(Records from a collection of figures)
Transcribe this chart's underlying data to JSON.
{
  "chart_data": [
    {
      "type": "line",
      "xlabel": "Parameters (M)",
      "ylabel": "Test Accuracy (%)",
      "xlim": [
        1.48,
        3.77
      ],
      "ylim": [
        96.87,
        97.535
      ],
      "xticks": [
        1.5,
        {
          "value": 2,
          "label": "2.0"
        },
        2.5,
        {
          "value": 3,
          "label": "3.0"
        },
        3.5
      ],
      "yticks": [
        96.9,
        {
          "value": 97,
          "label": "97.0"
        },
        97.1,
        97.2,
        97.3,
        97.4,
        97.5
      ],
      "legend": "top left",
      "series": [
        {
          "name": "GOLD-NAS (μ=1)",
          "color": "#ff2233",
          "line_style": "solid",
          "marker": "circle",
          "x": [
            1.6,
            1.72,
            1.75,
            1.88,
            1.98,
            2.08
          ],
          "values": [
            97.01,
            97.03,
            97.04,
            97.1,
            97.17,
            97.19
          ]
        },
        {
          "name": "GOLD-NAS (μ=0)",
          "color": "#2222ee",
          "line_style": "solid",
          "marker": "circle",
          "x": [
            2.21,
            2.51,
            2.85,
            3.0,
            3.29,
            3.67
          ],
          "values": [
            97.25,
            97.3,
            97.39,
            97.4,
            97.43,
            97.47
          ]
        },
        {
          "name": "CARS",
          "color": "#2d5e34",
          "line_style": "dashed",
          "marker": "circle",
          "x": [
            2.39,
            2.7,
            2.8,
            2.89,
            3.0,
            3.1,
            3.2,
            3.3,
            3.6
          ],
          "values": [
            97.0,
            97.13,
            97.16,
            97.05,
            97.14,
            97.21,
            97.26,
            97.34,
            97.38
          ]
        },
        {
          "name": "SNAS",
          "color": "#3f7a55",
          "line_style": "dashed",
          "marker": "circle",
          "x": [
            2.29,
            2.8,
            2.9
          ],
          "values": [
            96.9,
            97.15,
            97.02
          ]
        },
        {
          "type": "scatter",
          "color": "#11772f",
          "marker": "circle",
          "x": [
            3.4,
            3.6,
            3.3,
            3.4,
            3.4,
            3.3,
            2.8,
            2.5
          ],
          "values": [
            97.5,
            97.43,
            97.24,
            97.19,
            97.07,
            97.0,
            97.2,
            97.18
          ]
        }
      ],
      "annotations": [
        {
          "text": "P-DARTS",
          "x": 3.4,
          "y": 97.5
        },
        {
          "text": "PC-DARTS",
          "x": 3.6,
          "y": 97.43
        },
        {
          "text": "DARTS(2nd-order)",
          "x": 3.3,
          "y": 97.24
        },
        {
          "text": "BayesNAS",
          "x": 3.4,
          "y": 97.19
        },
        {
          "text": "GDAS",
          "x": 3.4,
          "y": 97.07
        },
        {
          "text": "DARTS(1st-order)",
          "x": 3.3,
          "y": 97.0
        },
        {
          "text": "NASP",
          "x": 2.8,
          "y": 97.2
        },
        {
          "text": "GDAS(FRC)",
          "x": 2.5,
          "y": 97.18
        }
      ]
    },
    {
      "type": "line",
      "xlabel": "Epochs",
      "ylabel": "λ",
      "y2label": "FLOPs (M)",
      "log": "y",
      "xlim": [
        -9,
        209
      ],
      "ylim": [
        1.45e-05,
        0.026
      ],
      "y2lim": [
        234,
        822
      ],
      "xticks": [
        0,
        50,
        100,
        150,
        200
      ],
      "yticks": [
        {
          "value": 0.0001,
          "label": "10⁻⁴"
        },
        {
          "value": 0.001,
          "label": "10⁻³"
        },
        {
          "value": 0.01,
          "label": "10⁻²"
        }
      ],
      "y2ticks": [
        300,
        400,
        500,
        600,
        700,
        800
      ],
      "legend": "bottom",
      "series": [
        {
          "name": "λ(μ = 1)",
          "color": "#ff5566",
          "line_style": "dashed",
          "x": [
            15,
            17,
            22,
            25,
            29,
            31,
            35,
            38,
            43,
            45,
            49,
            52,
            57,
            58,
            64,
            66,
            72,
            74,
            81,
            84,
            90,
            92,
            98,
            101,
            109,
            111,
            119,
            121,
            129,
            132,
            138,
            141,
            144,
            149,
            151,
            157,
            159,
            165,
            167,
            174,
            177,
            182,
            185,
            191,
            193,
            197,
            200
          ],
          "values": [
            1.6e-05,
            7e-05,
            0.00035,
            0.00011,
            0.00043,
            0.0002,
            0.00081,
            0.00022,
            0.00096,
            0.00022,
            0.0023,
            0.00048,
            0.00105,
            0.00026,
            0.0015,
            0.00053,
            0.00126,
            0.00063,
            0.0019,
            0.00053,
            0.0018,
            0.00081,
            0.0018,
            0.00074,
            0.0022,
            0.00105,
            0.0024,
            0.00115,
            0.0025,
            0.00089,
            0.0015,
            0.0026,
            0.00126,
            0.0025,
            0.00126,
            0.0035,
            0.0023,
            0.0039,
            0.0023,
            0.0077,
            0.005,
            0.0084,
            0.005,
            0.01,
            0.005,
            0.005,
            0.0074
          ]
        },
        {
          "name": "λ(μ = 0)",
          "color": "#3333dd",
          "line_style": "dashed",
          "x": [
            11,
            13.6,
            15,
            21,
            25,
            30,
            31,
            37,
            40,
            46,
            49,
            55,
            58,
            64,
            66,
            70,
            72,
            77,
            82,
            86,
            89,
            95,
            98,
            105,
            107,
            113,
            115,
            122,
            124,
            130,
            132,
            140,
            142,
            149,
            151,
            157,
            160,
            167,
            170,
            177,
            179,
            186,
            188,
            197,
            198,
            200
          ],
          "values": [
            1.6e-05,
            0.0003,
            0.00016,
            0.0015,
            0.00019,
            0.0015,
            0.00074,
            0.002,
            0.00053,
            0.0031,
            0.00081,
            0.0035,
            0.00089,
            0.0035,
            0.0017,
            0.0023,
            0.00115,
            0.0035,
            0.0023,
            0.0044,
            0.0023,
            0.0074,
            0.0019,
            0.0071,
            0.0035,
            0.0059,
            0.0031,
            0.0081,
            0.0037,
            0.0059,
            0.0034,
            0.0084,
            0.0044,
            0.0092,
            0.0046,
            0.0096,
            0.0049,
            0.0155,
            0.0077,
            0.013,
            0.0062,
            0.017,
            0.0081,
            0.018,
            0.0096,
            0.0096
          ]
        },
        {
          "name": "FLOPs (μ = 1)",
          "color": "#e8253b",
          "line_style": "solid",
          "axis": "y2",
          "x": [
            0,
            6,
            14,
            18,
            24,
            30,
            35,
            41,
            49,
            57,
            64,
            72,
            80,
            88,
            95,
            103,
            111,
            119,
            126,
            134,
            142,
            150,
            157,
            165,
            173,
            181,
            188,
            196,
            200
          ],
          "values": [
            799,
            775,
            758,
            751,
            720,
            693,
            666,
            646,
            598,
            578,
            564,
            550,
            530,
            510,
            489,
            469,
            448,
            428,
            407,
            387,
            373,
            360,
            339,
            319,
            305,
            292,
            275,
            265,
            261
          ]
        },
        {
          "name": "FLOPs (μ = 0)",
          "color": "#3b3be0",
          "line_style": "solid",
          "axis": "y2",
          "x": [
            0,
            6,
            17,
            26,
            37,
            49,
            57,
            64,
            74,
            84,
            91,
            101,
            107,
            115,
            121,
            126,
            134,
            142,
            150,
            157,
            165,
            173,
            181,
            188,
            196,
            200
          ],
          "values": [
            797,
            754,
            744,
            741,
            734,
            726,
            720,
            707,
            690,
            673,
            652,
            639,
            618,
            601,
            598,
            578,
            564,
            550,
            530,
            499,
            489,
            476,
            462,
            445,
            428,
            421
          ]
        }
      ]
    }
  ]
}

**PROBLEM REQUIREMENTS**: Write out every entry exactly as given.

**FINAL RESULT**:
Transcribe this chart's underlying data to JSON.
{
  "chart_data": [
    {
      "type": "line",
      "xlabel": "Parameters (M)",
      "ylabel": "Test Accuracy (%)",
      "xlim": [
        1.48,
        3.77
      ],
      "ylim": [
        96.87,
        97.535
      ],
      "xticks": [
        1.5,
        {
          "value": 2,
          "label": "2.0"
        },
        2.5,
        {
          "value": 3,
          "label": "3.0"
        },
        3.5
      ],
      "yticks": [
        96.9,
        {
          "value": 97,
          "label": "97.0"
        },
        97.1,
        97.2,
        97.3,
        97.4,
        97.5
      ],
      "legend": "top left",
      "series": [
        {
          "name": "GOLD-NAS (μ=1)",
          "color": "#ff2233",
          "line_style": "solid",
          "marker": "circle",
          "x": [
            1.6,
            1.72,
            1.75,
            1.88,
            1.98,
            2.08
          ],
          "values": [
            97.01,
            97.03,
            97.04,
            97.1,
            97.17,
            97.19
          ]
        },
        {
          "name": "GOLD-NAS (μ=0)",
          "color": "#2222ee",
          "line_style": "solid",
          "marker": "circle",
          "x": [
            2.21,
            2.51,
            2.85,
            3.0,
            3.29,
            3.67
          ],
          "values": [
            97.25,
            97.3,
            97.39,
            97.4,
            97.43,
            97.47
          ]
        },
        {
          "name": "CARS",
          "color": "#2d5e34",
          "line_style": "dashed",
          "marker": "circle",
          "x": [
            2.39,
            2.7,
            2.8,
            2.89,
            3.0,
            3.1,
            3.2,
            3.3,
            3.6
          ],
          "values": [
            97.0,
            97.13,
            97.16,
            97.05,
            97.14,
            97.21,
            97.26,
            97.34,
            97.38
          ]
        },
        {
          "name": "SNAS",
          "color": "#3f7a55",
          "line_style": "dashed",
          "marker": "circle",
          "x": [
            2.29,
            2.8,
            2.9
          ],
          "values": [
            96.9,
            97.15,
            97.02
          ]
        },
        {
          "type": "scatter",
          "color": "#11772f",
          "marker": "circle",
          "x": [
            3.4,
            3.6,
            3.3,
            3.4,
            3.4,
            3.3,
            2.8,
            2.5
          ],
          "values": [
            97.5,
            97.43,
            97.24,
            97.19,
            97.07,
            97.0,
            97.2,
            97.18
          ]
        }
      ],
      "annotations": [
        {
          "text": "P-DARTS",
          "x": 3.4,
          "y": 97.5
        },
        {
          "text": "PC-DARTS",
          "x": 3.6,
          "y": 97.43
        },
        {
          "text": "DARTS(2nd-order)",
          "x": 3.3,
          "y": 97.24
        },
        {
          "text": "BayesNAS",
          "x": 3.4,
          "y": 97.19
        },
        {
          "text": "GDAS",
          "x": 3.4,
          "y": 97.07
        },
        {
          "text": "DARTS(1st-order)",
          "x": 3.3,
          "y": 97.0
        },
        {
          "text": "NASP",
          "x": 2.8,
          "y": 97.2
        },
        {
          "text": "GDAS(FRC)",
          "x": 2.5,
          "y": 97.18
        }
      ]
    },
    {
      "type": "line",
      "xlabel": "Epochs",
      "ylabel": "λ",
      "y2label": "FLOPs (M)",
      "log": "y",
      "xlim": [
        -9,
        209
      ],
      "ylim": [
        1.45e-05,
        0.026
      ],
      "y2lim": [
        234,
        822
      ],
      "xticks": [
        0,
        50,
        100,
        150,
        200
      ],
      "yticks": [
        {
          "value": 0.0001,
          "label": "10⁻⁴"
        },
        {
          "value": 0.001,
          "label": "10⁻³"
        },
        {
          "value": 0.01,
          "label": "10⁻²"
        }
      ],
      "y2ticks": [
        300,
        400,
        500,
        600,
        700,
        800
      ],
      "legend": "bottom",
      "series": [
        {
          "name": "λ(μ = 1)",
          "color": "#ff5566",
          "line_style": "dashed",
          "x": [
            15,
            17,
            22,
            25,
            29,
            31,
            35,
            38,
            43,
            45,
            49,
            52,
            57,
            58,
            64,
            66,
            72,
            74,
            81,
            84,
            90,
            92,
            98,
            101,
            109,
            111,
            119,
            121,
            129,
            132,
            138,
            141,
            144,
            149,
            151,
            157,
            159,
            165,
            167,
            174,
            177,
            182,
            185,
            191,
            193,
            197,
            200
          ],
          "values": [
            1.6e-05,
            7e-05,
            0.00035,
            0.00011,
            0.00043,
            0.0002,
            0.00081,
            0.00022,
            0.00096,
            0.00022,
            0.0023,
            0.00048,
            0.00105,
            0.00026,
            0.0015,
            0.00053,
            0.00126,
            0.00063,
            0.0019,
            0.00053,
            0.0018,
            0.00081,
            0.0018,
            0.00074,
            0.0022,
            0.00105,
            0.0024,
            0.00115,
            0.0025,
            0.00089,
            0.0015,
            0.0026,
            0.00126,
            0.0025,
            0.00126,
            0.0035,
            0.0023,
            0.0039,
            0.0023,
            0.0077,
            0.005,
            0.0084,
            0.005,
            0.01,
            0.005,
            0.005,
            0.0074
          ]
        },
        {
          "name": "λ(μ = 0)",
          "color": "#3333dd",
          "line_style": "dashed",
          "x": [
            11,
            13.6,
            15,
            21,
            25,
            30,
            31,
            37,
            40,
            46,
            49,
            55,
            58,
            64,
            66,
            70,
            72,
            77,
            82,
            86,
            89,
            95,
            98,
            105,
            107,
            113,
            115,
            122,
            124,
            130,
            132,
            140,
            142,
            149,
            151,
            157,
            160,
            167,
            170,
            177,
            179,
            186,
            188,
            197,
            198,
            200
          ],
          "values": [
            1.6e-05,
            0.0003,
            0.00016,
            0.0015,
            0.00019,
            0.0015,
            0.00074,
            0.002,
            0.00053,
            0.0031,
            0.00081,
            0.0035,
            0.00089,
            0.0035,
            0.0017,
            0.0023,
            0.00115,
            0.0035,
            0.0023,
            0.0044,
            0.0023,
            0.0074,
            0.0019,
            0.0071,
            0.0035,
            0.0059,
            0.0031,
            0.0081,
            0.0037,
            0.0059,
            0.0034,
            0.0084,
            0.0044,
            0.0092,
            0.0046,
            0.0096,
            0.0049,
            0.0155,
            0.0077,
            0.013,
            0.0062,
            0.017,
            0.0081,
            0.018,
            0.0096,
            0.0096
          ]
        },
        {
          "name": "FLOPs (μ = 1)",
          "color": "#e8253b",
          "line_style": "solid",
          "axis": "y2",
          "x": [
            0,
            6,
            14,
            18,
            24,
            30,
            35,
            41,
            49,
            57,
            64,
            72,
            80,
            88,
            95,
            103,
            111,
            119,
            126,
            134,
            142,
            150,
            157,
            165,
            173,
            181,
            188,
            196,
            200
          ],
          "values": [
            799,
            775,
            758,
            751,
            720,
            693,
            666,
            646,
            598,
            578,
            564,
            550,
            530,
            510,
            489,
            469,
            448,
            428,
            407,
            387,
            373,
            360,
            339,
            319,
            305,
            292,
            275,
            265,
            261
          ]
        },
        {
          "name": "FLOPs (μ = 0)",
          "color": "#3b3be0",
          "line_style": "solid",
          "axis": "y2",
          "x": [
            0,
            6,
            17,
            26,
            37,
            49,
            57,
            64,
            74,
            84,
            91,
            101,
            107,
            115,
            121,
            126,
            134,
            142,
            150,
            157,
            165,
            173,
            181,
            188,
            196,
            200
          ],
          "values": [
            797,
            754,
            744,
            741,
            734,
            726,
            720,
            707,
            690,
            673,
            652,
            639,
            618,
            601,
            598,
            578,
            564,
            550,
            530,
            499,
            489,
            476,
            462,
            445,
            428,
            421
          ]
        }
      ]
    }
  ]
}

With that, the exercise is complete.